- Dataset rows
* START *

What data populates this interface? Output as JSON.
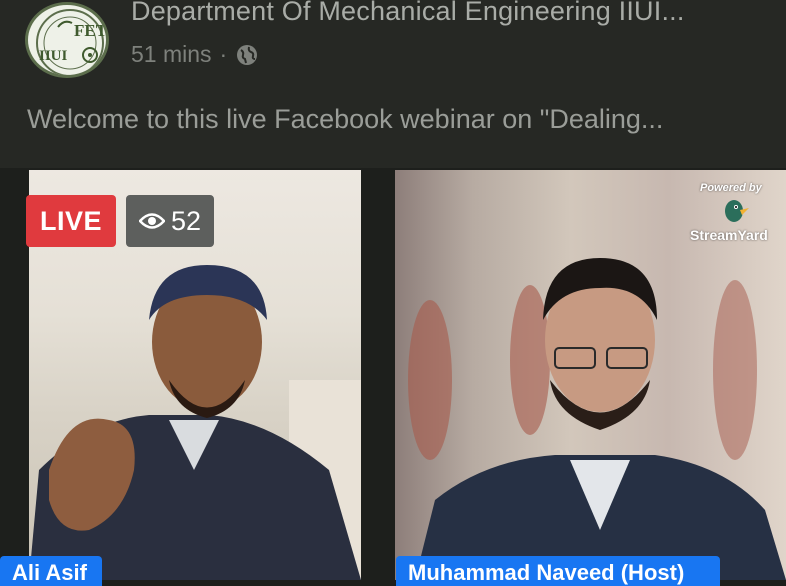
{
  "post": {
    "page_name": "Department Of Mechanical Engineering IIUI...",
    "time": "51 mins",
    "separator": "·",
    "description": "Welcome to this live Facebook webinar on \"Dealing...",
    "avatar_text_top": "FET",
    "avatar_text_left": "IIUI"
  },
  "stream": {
    "live_label": "LIVE",
    "viewer_count": "52",
    "powered_by": "Powered by",
    "brand": "StreamYard",
    "speakers": [
      {
        "name": "Ali Asif"
      },
      {
        "name": "Muhammad Naveed (Host)"
      }
    ]
  },
  "colors": {
    "live": "#e03a3e",
    "name_tag": "#1876f2"
  }
}
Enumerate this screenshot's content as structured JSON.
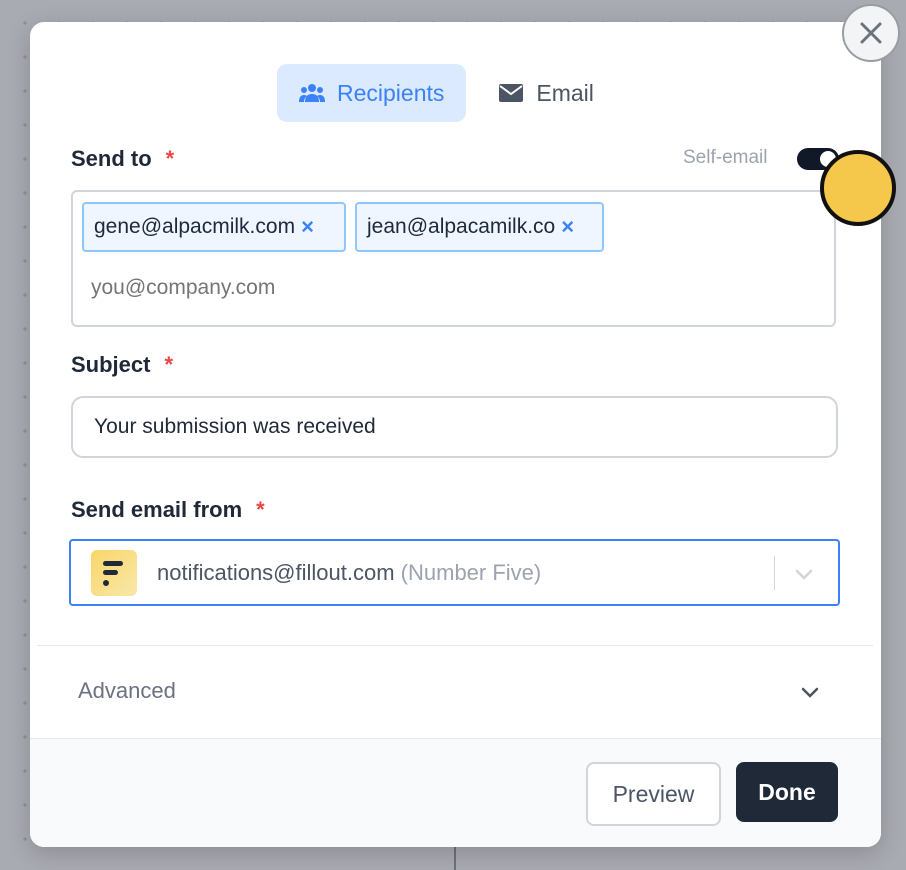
{
  "tabs": [
    {
      "label": "Recipients",
      "icon": "users-icon",
      "active": true
    },
    {
      "label": "Email",
      "icon": "envelope-icon",
      "active": false
    }
  ],
  "send_to": {
    "label": "Send to",
    "required_mark": "*",
    "self_email_label": "Self-email",
    "self_email_on": true,
    "recipients": [
      "gene@alpacmilk.com",
      "jean@alpacamilk.co"
    ],
    "chip_remove": "×",
    "placeholder": "you@company.com"
  },
  "subject": {
    "label": "Subject",
    "required_mark": "*",
    "value": "Your submission was received"
  },
  "send_from": {
    "label": "Send email from",
    "required_mark": "*",
    "address": "notifications@fillout.com",
    "account": "(Number Five)"
  },
  "advanced": {
    "label": "Advanced"
  },
  "footer": {
    "preview_label": "Preview",
    "done_label": "Done"
  },
  "colors": {
    "accent": "#3b82f6",
    "required": "#ef4444",
    "done_bg": "#1f2937",
    "cursor": "#f5c84c"
  }
}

* END *

- Written instruction
Extract exactly the lines above from the line containing "Enumerate this screenshot's" through the last one, both ends included, but not the pictures.

- Result of the task
Enumerate this screenshot's content as structured JSON.
{
  "tabs": [
    {
      "label": "Recipients",
      "icon": "users-icon",
      "active": true
    },
    {
      "label": "Email",
      "icon": "envelope-icon",
      "active": false
    }
  ],
  "send_to": {
    "label": "Send to",
    "required_mark": "*",
    "self_email_label": "Self-email",
    "self_email_on": true,
    "recipients": [
      "gene@alpacmilk.com",
      "jean@alpacamilk.co"
    ],
    "chip_remove": "×",
    "placeholder": "you@company.com"
  },
  "subject": {
    "label": "Subject",
    "required_mark": "*",
    "value": "Your submission was received"
  },
  "send_from": {
    "label": "Send email from",
    "required_mark": "*",
    "address": "notifications@fillout.com",
    "account": "(Number Five)"
  },
  "advanced": {
    "label": "Advanced"
  },
  "footer": {
    "preview_label": "Preview",
    "done_label": "Done"
  },
  "colors": {
    "accent": "#3b82f6",
    "required": "#ef4444",
    "done_bg": "#1f2937",
    "cursor": "#f5c84c"
  }
}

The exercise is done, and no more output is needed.